-------- Extracted material --------

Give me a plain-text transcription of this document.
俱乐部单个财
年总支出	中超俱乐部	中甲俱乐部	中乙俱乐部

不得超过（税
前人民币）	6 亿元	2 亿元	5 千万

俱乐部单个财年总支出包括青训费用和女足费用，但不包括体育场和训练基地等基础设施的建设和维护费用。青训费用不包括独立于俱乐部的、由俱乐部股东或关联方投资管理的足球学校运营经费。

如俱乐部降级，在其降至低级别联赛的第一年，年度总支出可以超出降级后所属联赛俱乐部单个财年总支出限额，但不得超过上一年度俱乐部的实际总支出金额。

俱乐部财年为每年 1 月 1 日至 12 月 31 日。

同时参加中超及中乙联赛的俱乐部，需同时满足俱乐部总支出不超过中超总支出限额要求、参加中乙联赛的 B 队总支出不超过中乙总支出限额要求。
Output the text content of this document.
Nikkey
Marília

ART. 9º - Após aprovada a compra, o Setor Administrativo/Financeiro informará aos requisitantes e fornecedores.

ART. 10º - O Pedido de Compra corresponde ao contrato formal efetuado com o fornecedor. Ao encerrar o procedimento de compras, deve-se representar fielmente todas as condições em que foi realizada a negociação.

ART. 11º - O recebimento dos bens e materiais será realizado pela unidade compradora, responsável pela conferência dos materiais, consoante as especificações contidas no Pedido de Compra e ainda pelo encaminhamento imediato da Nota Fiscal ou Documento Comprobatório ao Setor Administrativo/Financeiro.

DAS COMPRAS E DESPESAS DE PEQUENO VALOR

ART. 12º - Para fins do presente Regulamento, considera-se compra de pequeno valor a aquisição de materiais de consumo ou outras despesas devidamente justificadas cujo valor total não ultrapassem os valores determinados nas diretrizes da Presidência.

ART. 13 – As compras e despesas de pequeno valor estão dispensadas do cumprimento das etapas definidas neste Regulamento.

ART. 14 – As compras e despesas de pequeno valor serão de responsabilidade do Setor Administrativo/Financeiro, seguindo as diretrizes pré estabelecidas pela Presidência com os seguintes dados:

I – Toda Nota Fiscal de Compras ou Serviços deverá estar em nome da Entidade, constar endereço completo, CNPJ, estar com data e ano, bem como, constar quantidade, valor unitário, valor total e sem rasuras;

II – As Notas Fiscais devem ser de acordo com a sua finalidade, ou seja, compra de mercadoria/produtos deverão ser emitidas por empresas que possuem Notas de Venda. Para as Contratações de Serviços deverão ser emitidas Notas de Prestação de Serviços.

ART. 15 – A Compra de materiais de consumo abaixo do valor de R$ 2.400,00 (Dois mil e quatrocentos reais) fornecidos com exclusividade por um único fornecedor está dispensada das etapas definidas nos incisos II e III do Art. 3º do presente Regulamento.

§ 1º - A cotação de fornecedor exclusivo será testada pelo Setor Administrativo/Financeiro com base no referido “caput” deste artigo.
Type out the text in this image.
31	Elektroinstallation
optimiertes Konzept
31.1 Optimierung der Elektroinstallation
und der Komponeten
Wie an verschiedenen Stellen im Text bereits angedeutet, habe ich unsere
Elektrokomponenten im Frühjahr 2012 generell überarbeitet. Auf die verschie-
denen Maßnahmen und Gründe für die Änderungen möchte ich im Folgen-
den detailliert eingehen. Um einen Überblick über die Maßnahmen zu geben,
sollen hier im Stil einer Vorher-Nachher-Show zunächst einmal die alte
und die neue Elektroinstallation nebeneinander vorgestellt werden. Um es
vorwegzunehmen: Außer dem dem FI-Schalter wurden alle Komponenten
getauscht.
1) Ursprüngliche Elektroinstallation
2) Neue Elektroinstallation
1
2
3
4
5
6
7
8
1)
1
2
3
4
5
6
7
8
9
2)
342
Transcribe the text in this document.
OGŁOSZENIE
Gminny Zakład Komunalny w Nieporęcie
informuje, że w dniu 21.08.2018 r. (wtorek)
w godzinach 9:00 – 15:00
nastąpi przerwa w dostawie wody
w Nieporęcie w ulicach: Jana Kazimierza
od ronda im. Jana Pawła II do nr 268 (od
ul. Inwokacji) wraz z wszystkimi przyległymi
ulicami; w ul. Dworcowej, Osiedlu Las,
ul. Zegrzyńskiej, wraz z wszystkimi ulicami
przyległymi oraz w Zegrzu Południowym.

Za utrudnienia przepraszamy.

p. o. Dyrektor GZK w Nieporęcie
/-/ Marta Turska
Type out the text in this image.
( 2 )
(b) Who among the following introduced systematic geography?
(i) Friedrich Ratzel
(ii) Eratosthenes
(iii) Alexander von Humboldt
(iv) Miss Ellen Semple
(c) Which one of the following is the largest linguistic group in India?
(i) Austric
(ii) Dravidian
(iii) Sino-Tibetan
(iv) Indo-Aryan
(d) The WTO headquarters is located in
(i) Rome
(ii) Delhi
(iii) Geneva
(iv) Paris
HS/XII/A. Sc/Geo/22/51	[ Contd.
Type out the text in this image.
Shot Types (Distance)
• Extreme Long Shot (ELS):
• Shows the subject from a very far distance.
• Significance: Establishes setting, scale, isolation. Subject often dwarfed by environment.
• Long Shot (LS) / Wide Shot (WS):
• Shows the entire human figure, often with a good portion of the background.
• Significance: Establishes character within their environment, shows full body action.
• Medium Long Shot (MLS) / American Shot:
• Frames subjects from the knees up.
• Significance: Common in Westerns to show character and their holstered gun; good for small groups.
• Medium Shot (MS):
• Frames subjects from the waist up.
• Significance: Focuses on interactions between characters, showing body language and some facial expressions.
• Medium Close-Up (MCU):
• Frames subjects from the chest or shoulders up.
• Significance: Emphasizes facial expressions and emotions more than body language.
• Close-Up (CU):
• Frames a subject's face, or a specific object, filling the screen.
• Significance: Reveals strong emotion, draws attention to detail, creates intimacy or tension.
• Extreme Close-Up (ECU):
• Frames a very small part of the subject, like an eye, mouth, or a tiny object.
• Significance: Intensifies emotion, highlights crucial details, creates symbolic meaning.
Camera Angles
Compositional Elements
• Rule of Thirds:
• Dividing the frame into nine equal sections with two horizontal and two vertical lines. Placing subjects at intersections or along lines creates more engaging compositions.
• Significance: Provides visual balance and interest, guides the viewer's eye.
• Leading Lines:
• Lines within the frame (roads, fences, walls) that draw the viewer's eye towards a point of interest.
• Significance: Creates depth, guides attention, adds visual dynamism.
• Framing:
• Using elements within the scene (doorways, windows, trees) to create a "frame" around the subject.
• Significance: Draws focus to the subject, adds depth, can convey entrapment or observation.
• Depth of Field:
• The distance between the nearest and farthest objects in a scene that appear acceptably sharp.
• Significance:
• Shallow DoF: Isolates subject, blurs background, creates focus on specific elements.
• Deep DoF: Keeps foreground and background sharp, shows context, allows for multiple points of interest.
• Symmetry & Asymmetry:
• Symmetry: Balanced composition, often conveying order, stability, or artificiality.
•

--------

## Task prompt:
Which lines above contain the word "facial"? Copy each of them.

## Full output:
• Significance: Focuses on interactions between characters, showing body language and some facial expressions.
• Significance: Emphasizes facial expressions and emotions more than body language.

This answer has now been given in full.